▶ Tarea 1:
Responde estas preguntas a partir del texto sobre el asesinato de las tres adolescentes:
(a) ¿Cuántas de las tres víctimas eran todavía menores de edad?
(b) ¿Qué ley se cita para definir la violencia mediática?
(c) ¿Quién resolvió caratular el hecho como femicidio?
▶ Tarea 2:
Transcribe literalmente el fragmento del texto sobre el asesinato de las tres adolescentes que va desde "Tres adolescentes fueron asesinadas brutalmente, pero" hasta "de disputas narco.".

▶ Documento fuente:
———

Tres adolescentes fueron asesinadas brutalmente, pero los medios se enfocaron en su trabajo sexual, replicando violencia mediática al humillarlas y despojarlas de dignidad, en lugar de resaltar la gravedad del crimen. Esta división entre “buenas” y “malas” víctimas perpetúa la indiferencia social hacia las más vulnerables. Judicialmente, el caso fue caratulado como femicidio, reconociendo la violencia de género detrás del crimen, que va más allá de disputas narco.
Tres adolescentes fueron asesinadas con brutalidad. Una todavía era menor de edad, las otras dos apenas habían alcanzado la mayoría. Esa sola circunstancia bastaría para dimensionar la gravedad: eran jóvenes, estaban en situación de vulnerabilidad, y el Estado fracasó en protegerlas. Sin embargo, lo que repitieron los medios no fue el espanto del crimen sino su trabajo sexual. Se dieron nombres, se mostraron fotos, se insistió en llamarlas “prostitutas”. Como si esa etiqueta alcanzara para explicar la muerte. Como si su vida valiera menos.
Esa cobertura constituye violencia mediática, en los términos de la Ley 26.485: mensajes o imágenes que humillan, discriminan o atentan contra la dignidad de mujeres y adolescentes. Aquí no fue un efecto colateral: fue el centro del relato. La operación es conocida: dividir a las muertas en “buenas” y “malas víctimas”. Las buenas son las que encajan en el molde de inocencia; las malas son sospechadas incluso en la muerte: pobres, trabajadoras sexuales, habitantes de barrios atravesados por el narcomenudeo. Así, la indignación social se vuelve selectiva: lloramos a unas, silenciamos a otras.
En lo judicial, la causa dio un giro: el fiscal de La Matanza, especializado en homicidios, resolvió caratular el hecho como femicidio. No se descarta la trama narco —la investigación sigue su curso—, pero reconocer la violencia de género es un paso político y jurídico fundamental. Porque cuando los crímenes exhiben un ensañamiento diferencial contra mujeres y adolescentes, no se trata solo de disputas territoriales o ajustes mafiosos: es violencia patriarcal que se manifiesta en sus formas más extremas.

———

▶ Datos de entrada:

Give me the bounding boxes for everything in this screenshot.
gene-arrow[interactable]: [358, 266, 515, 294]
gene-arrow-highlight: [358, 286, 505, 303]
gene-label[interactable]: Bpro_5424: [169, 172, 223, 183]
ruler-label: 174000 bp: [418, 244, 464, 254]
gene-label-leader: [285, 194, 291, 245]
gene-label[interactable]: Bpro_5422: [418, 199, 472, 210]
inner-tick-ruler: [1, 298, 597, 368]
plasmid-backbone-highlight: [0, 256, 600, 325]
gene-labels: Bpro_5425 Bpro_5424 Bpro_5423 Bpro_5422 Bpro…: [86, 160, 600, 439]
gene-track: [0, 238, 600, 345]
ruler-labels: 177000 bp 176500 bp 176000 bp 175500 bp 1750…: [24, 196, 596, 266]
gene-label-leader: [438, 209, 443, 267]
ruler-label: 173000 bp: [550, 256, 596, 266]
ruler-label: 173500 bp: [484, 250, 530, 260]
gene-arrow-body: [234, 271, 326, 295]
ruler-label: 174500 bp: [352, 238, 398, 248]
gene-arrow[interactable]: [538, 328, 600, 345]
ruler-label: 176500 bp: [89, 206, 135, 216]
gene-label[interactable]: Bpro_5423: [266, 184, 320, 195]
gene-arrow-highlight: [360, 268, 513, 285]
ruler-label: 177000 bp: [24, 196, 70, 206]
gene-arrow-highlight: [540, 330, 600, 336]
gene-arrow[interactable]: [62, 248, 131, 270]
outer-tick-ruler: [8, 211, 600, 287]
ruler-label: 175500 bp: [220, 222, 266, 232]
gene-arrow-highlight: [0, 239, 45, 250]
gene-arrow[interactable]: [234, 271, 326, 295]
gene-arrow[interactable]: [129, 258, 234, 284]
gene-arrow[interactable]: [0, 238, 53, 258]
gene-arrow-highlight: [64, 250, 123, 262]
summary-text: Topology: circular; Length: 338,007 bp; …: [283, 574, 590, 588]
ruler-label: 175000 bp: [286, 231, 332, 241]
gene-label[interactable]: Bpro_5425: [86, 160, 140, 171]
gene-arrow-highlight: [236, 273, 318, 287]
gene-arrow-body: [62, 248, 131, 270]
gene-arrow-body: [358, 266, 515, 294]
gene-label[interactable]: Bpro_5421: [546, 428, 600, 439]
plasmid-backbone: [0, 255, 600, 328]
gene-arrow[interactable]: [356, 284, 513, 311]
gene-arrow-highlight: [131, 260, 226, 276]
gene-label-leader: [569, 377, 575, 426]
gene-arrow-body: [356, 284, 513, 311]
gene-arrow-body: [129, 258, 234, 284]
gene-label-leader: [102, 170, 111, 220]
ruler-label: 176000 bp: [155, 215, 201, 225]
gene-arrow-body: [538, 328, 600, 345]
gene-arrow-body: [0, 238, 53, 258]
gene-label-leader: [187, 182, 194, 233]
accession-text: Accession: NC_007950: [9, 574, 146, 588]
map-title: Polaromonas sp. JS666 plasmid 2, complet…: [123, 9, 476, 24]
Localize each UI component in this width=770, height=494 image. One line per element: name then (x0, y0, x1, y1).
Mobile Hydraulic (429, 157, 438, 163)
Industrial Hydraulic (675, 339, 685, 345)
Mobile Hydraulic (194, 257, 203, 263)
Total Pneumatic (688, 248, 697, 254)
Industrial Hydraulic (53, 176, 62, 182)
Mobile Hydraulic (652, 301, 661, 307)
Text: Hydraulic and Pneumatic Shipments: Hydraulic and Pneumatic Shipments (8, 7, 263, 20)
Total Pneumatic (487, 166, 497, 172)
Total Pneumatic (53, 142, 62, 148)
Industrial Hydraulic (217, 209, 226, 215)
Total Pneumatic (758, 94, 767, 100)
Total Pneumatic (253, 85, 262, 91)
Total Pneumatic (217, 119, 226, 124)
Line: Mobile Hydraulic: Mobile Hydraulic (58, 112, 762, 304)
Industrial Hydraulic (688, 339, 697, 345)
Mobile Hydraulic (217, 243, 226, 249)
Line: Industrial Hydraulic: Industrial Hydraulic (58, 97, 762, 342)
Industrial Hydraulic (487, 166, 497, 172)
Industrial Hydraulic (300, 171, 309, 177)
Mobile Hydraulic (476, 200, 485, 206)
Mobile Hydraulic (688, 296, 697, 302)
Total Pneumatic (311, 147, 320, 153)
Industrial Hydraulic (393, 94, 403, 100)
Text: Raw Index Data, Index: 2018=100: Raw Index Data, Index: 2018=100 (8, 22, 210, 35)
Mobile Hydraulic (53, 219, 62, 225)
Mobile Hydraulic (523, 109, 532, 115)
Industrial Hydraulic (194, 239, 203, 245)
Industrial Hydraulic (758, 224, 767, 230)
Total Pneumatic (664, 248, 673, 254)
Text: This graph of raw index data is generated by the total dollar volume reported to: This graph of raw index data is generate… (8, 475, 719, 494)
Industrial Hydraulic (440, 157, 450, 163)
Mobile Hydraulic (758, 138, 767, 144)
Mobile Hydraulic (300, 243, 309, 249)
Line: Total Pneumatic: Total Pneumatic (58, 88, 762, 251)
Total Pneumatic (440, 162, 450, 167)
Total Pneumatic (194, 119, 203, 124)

———

▶ Respuesta 1:
(a) Una.
(b) La Ley 26.485.
(c) El fiscal de La Matanza, especializado en homicidios.

▶ Respuesta 2:
Tres adolescentes fueron asesinadas brutalmente, pero los medios se enfocaron en su trabajo sexual, replicando violencia mediática al humillarlas y despojarlas de dignidad, en lugar de resaltar la gravedad del crimen. Esta división entre “buenas” y “malas” víctimas perpetúa la indiferencia social hacia las más vulnerables. Judicialmente, el caso fue caratulado como femicidio, reconociendo la violencia de género detrás del crimen, que va más allá de disputas narco.